start
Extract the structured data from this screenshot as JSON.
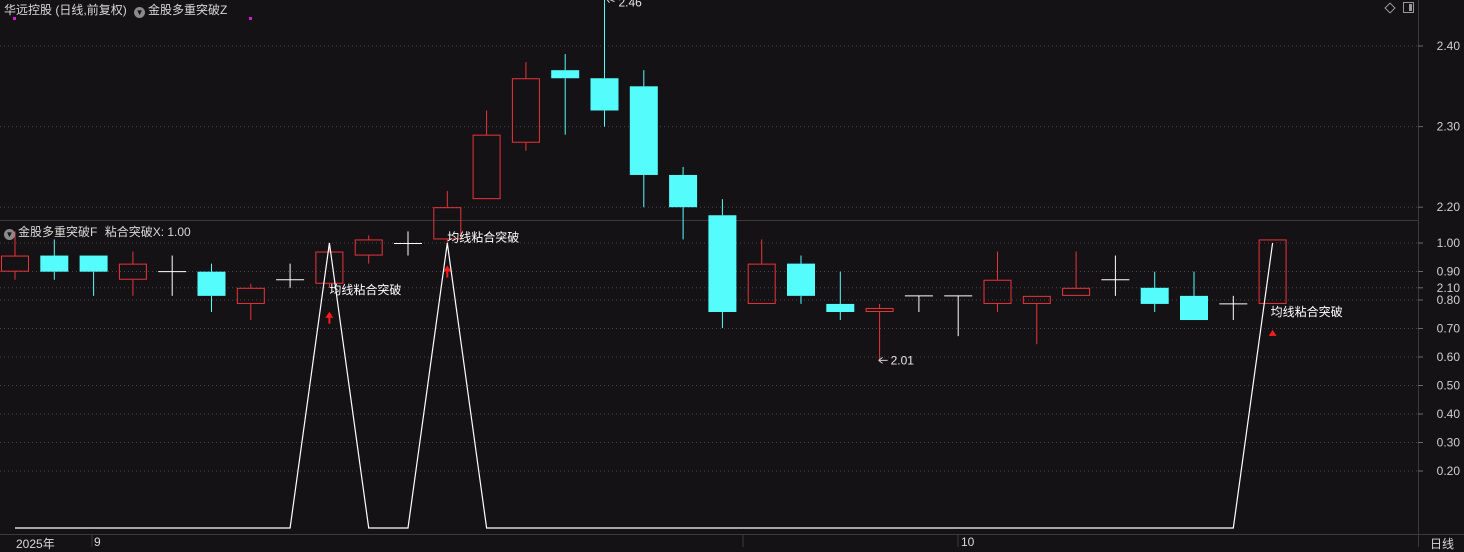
{
  "header": {
    "stock_name": "华远控股",
    "period_mode": "(日线,前复权)",
    "indicator_name": "金股多重突破Z"
  },
  "sub_header": {
    "indicator_name": "金股多重突破F",
    "value_label": "粘合突破X: 1.00"
  },
  "footer": {
    "year_label": "2025年",
    "month_labels": [
      "9",
      "10"
    ],
    "period_button": "日线"
  },
  "icons": [
    "diamond-icon",
    "panel-toggle-icon",
    "chevron-down-icon"
  ],
  "colors": {
    "up_candle": "#e8353b",
    "down_candle": "#54fcfc",
    "flat_candle": "#ffffff",
    "signal_line": "#ffffff",
    "signal_arrow": "#ff1a1a",
    "background": "#141215"
  },
  "chart_data": [
    {
      "type": "candlestick",
      "title": "华远控股 (日线,前复权)",
      "ylim": [
        2.0,
        2.46
      ],
      "y_ticks": [
        "2.40",
        "2.30",
        "2.20",
        "2.10"
      ],
      "max_label": "2.46",
      "min_label": "2.01",
      "annotations": [
        {
          "index": 8,
          "text": "均线粘合突破"
        },
        {
          "index": 11,
          "text": "均线粘合突破"
        },
        {
          "index": 32,
          "text": "均线粘合突破"
        }
      ],
      "candles": [
        {
          "o": 2.12,
          "c": 2.14,
          "h": 2.17,
          "l": 2.11
        },
        {
          "o": 2.14,
          "c": 2.12,
          "h": 2.16,
          "l": 2.11
        },
        {
          "o": 2.14,
          "c": 2.12,
          "h": 2.14,
          "l": 2.09
        },
        {
          "o": 2.11,
          "c": 2.13,
          "h": 2.145,
          "l": 2.09
        },
        {
          "o": 2.12,
          "c": 2.12,
          "h": 2.14,
          "l": 2.09
        },
        {
          "o": 2.12,
          "c": 2.09,
          "h": 2.13,
          "l": 2.07
        },
        {
          "o": 2.08,
          "c": 2.1,
          "h": 2.105,
          "l": 2.06
        },
        {
          "o": 2.11,
          "c": 2.11,
          "h": 2.13,
          "l": 2.1
        },
        {
          "o": 2.105,
          "c": 2.145,
          "h": 2.15,
          "l": 2.1
        },
        {
          "o": 2.14,
          "c": 2.16,
          "h": 2.165,
          "l": 2.13
        },
        {
          "o": 2.155,
          "c": 2.155,
          "h": 2.17,
          "l": 2.14
        },
        {
          "o": 2.16,
          "c": 2.2,
          "h": 2.22,
          "l": 2.15
        },
        {
          "o": 2.21,
          "c": 2.29,
          "h": 2.32,
          "l": 2.21
        },
        {
          "o": 2.28,
          "c": 2.36,
          "h": 2.38,
          "l": 2.27
        },
        {
          "o": 2.37,
          "c": 2.36,
          "h": 2.39,
          "l": 2.29
        },
        {
          "o": 2.36,
          "c": 2.32,
          "h": 2.46,
          "l": 2.3
        },
        {
          "o": 2.35,
          "c": 2.24,
          "h": 2.37,
          "l": 2.2
        },
        {
          "o": 2.24,
          "c": 2.2,
          "h": 2.25,
          "l": 2.16
        },
        {
          "o": 2.19,
          "c": 2.07,
          "h": 2.21,
          "l": 2.05
        },
        {
          "o": 2.08,
          "c": 2.13,
          "h": 2.16,
          "l": 2.08
        },
        {
          "o": 2.13,
          "c": 2.09,
          "h": 2.14,
          "l": 2.08
        },
        {
          "o": 2.08,
          "c": 2.07,
          "h": 2.12,
          "l": 2.06
        },
        {
          "o": 2.07,
          "c": 2.075,
          "h": 2.08,
          "l": 2.01
        },
        {
          "o": 2.09,
          "c": 2.09,
          "h": 2.09,
          "l": 2.07
        },
        {
          "o": 2.09,
          "c": 2.09,
          "h": 2.09,
          "l": 2.04
        },
        {
          "o": 2.08,
          "c": 2.11,
          "h": 2.145,
          "l": 2.07
        },
        {
          "o": 2.08,
          "c": 2.09,
          "h": 2.09,
          "l": 2.03
        },
        {
          "o": 2.09,
          "c": 2.1,
          "h": 2.145,
          "l": 2.09
        },
        {
          "o": 2.11,
          "c": 2.11,
          "h": 2.14,
          "l": 2.09
        },
        {
          "o": 2.1,
          "c": 2.08,
          "h": 2.12,
          "l": 2.07
        },
        {
          "o": 2.09,
          "c": 2.06,
          "h": 2.12,
          "l": 2.06
        },
        {
          "o": 2.08,
          "c": 2.08,
          "h": 2.09,
          "l": 2.06
        },
        {
          "o": 2.08,
          "c": 2.16,
          "h": 2.16,
          "l": 2.08
        }
      ]
    },
    {
      "type": "line",
      "title": "金股多重突破F",
      "ylim": [
        0.0,
        1.0
      ],
      "y_ticks": [
        "1.00",
        "0.90",
        "0.80",
        "0.70",
        "0.60",
        "0.50",
        "0.40",
        "0.30",
        "0.20"
      ],
      "series": [
        {
          "name": "粘合突破X",
          "values": [
            0,
            0,
            0,
            0,
            0,
            0,
            0,
            0,
            1,
            0,
            0,
            1,
            0,
            0,
            0,
            0,
            0,
            0,
            0,
            0,
            0,
            0,
            0,
            0,
            0,
            0,
            0,
            0,
            0,
            0,
            0,
            0,
            1
          ]
        }
      ]
    }
  ]
}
end
◆ **INSTRUCTIONS FOR THE TASK**
Transcribe the listing in full. Omit the pictures and keep every line exact.

◆ **ANSWER TO THIS TASK**
Extract the structured data from this screenshot as JSON.
{
  "header": {
    "stock_name": "华远控股",
    "period_mode": "(日线,前复权)",
    "indicator_name": "金股多重突破Z"
  },
  "sub_header": {
    "indicator_name": "金股多重突破F",
    "value_label": "粘合突破X: 1.00"
  },
  "footer": {
    "year_label": "2025年",
    "month_labels": [
      "9",
      "10"
    ],
    "period_button": "日线"
  },
  "icons": [
    "diamond-icon",
    "panel-toggle-icon",
    "chevron-down-icon"
  ],
  "colors": {
    "up_candle": "#e8353b",
    "down_candle": "#54fcfc",
    "flat_candle": "#ffffff",
    "signal_line": "#ffffff",
    "signal_arrow": "#ff1a1a",
    "background": "#141215"
  },
  "chart_data": [
    {
      "type": "candlestick",
      "title": "华远控股 (日线,前复权)",
      "ylim": [
        2.0,
        2.46
      ],
      "y_ticks": [
        "2.40",
        "2.30",
        "2.20",
        "2.10"
      ],
      "max_label": "2.46",
      "min_label": "2.01",
      "annotations": [
        {
          "index": 8,
          "text": "均线粘合突破"
        },
        {
          "index": 11,
          "text": "均线粘合突破"
        },
        {
          "index": 32,
          "text": "均线粘合突破"
        }
      ],
      "candles": [
        {
          "o": 2.12,
          "c": 2.14,
          "h": 2.17,
          "l": 2.11
        },
        {
          "o": 2.14,
          "c": 2.12,
          "h": 2.16,
          "l": 2.11
        },
        {
          "o": 2.14,
          "c": 2.12,
          "h": 2.14,
          "l": 2.09
        },
        {
          "o": 2.11,
          "c": 2.13,
          "h": 2.145,
          "l": 2.09
        },
        {
          "o": 2.12,
          "c": 2.12,
          "h": 2.14,
          "l": 2.09
        },
        {
          "o": 2.12,
          "c": 2.09,
          "h": 2.13,
          "l": 2.07
        },
        {
          "o": 2.08,
          "c": 2.1,
          "h": 2.105,
          "l": 2.06
        },
        {
          "o": 2.11,
          "c": 2.11,
          "h": 2.13,
          "l": 2.1
        },
        {
          "o": 2.105,
          "c": 2.145,
          "h": 2.15,
          "l": 2.1
        },
        {
          "o": 2.14,
          "c": 2.16,
          "h": 2.165,
          "l": 2.13
        },
        {
          "o": 2.155,
          "c": 2.155,
          "h": 2.17,
          "l": 2.14
        },
        {
          "o": 2.16,
          "c": 2.2,
          "h": 2.22,
          "l": 2.15
        },
        {
          "o": 2.21,
          "c": 2.29,
          "h": 2.32,
          "l": 2.21
        },
        {
          "o": 2.28,
          "c": 2.36,
          "h": 2.38,
          "l": 2.27
        },
        {
          "o": 2.37,
          "c": 2.36,
          "h": 2.39,
          "l": 2.29
        },
        {
          "o": 2.36,
          "c": 2.32,
          "h": 2.46,
          "l": 2.3
        },
        {
          "o": 2.35,
          "c": 2.24,
          "h": 2.37,
          "l": 2.2
        },
        {
          "o": 2.24,
          "c": 2.2,
          "h": 2.25,
          "l": 2.16
        },
        {
          "o": 2.19,
          "c": 2.07,
          "h": 2.21,
          "l": 2.05
        },
        {
          "o": 2.08,
          "c": 2.13,
          "h": 2.16,
          "l": 2.08
        },
        {
          "o": 2.13,
          "c": 2.09,
          "h": 2.14,
          "l": 2.08
        },
        {
          "o": 2.08,
          "c": 2.07,
          "h": 2.12,
          "l": 2.06
        },
        {
          "o": 2.07,
          "c": 2.075,
          "h": 2.08,
          "l": 2.01
        },
        {
          "o": 2.09,
          "c": 2.09,
          "h": 2.09,
          "l": 2.07
        },
        {
          "o": 2.09,
          "c": 2.09,
          "h": 2.09,
          "l": 2.04
        },
        {
          "o": 2.08,
          "c": 2.11,
          "h": 2.145,
          "l": 2.07
        },
        {
          "o": 2.08,
          "c": 2.09,
          "h": 2.09,
          "l": 2.03
        },
        {
          "o": 2.09,
          "c": 2.1,
          "h": 2.145,
          "l": 2.09
        },
        {
          "o": 2.11,
          "c": 2.11,
          "h": 2.14,
          "l": 2.09
        },
        {
          "o": 2.1,
          "c": 2.08,
          "h": 2.12,
          "l": 2.07
        },
        {
          "o": 2.09,
          "c": 2.06,
          "h": 2.12,
          "l": 2.06
        },
        {
          "o": 2.08,
          "c": 2.08,
          "h": 2.09,
          "l": 2.06
        },
        {
          "o": 2.08,
          "c": 2.16,
          "h": 2.16,
          "l": 2.08
        }
      ]
    },
    {
      "type": "line",
      "title": "金股多重突破F",
      "ylim": [
        0.0,
        1.0
      ],
      "y_ticks": [
        "1.00",
        "0.90",
        "0.80",
        "0.70",
        "0.60",
        "0.50",
        "0.40",
        "0.30",
        "0.20"
      ],
      "series": [
        {
          "name": "粘合突破X",
          "values": [
            0,
            0,
            0,
            0,
            0,
            0,
            0,
            0,
            1,
            0,
            0,
            1,
            0,
            0,
            0,
            0,
            0,
            0,
            0,
            0,
            0,
            0,
            0,
            0,
            0,
            0,
            0,
            0,
            0,
            0,
            0,
            0,
            1
          ]
        }
      ]
    }
  ]
}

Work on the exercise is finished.